Exercise prompt: Leaving out the pictures, transcribe all of the records faithfully.

(Figure collection entries)
** START **
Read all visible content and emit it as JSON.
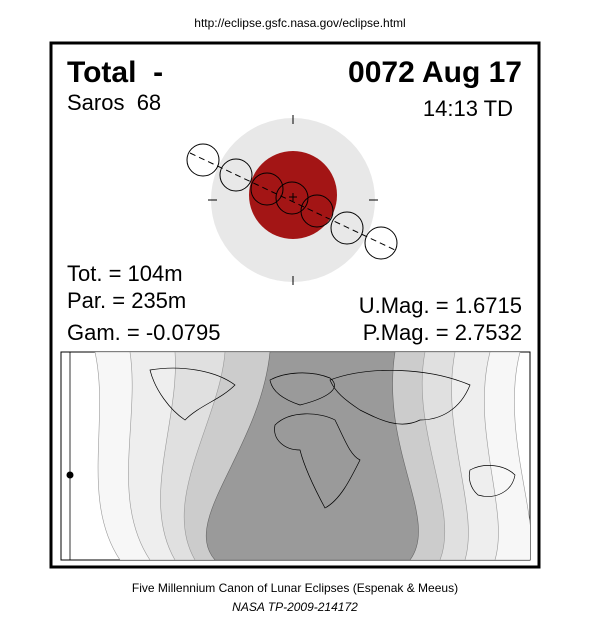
{
  "url": "http://eclipse.gsfc.nasa.gov/eclipse.html",
  "header": {
    "type": "Total  -",
    "date": "0072 Aug 17",
    "saros": "Saros  68",
    "time": "14:13 TD"
  },
  "stats": {
    "tot": "Tot. = 104m",
    "par": "Par. = 235m",
    "gam": "Gam. = -0.0795",
    "umag": "U.Mag. = 1.6715",
    "pmag": "P.Mag. = 2.7532"
  },
  "footer": {
    "canon": "Five Millennium Canon of Lunar Eclipses (Espenak & Meeus)",
    "publication": "NASA TP-2009-214172"
  }
}
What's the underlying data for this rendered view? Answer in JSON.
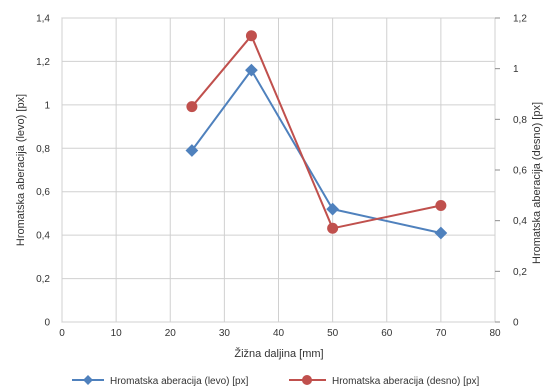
** END **
Exercise response:
Read all visible content and emit it as JSON.
{
  "url": "http://eclipse.gsfc.nasa.gov/eclipse.html",
  "header": {
    "type": "Total  -",
    "date": "0072 Aug 17",
    "saros": "Saros  68",
    "time": "14:13 TD"
  },
  "stats": {
    "tot": "Tot. = 104m",
    "par": "Par. = 235m",
    "gam": "Gam. = -0.0795",
    "umag": "U.Mag. = 1.6715",
    "pmag": "P.Mag. = 2.7532"
  },
  "footer": {
    "canon": "Five Millennium Canon of Lunar Eclipses (Espenak & Meeus)",
    "publication": "NASA TP-2009-214172"
  }
}
What's the underlying data for this rendered view? Answer in JSON.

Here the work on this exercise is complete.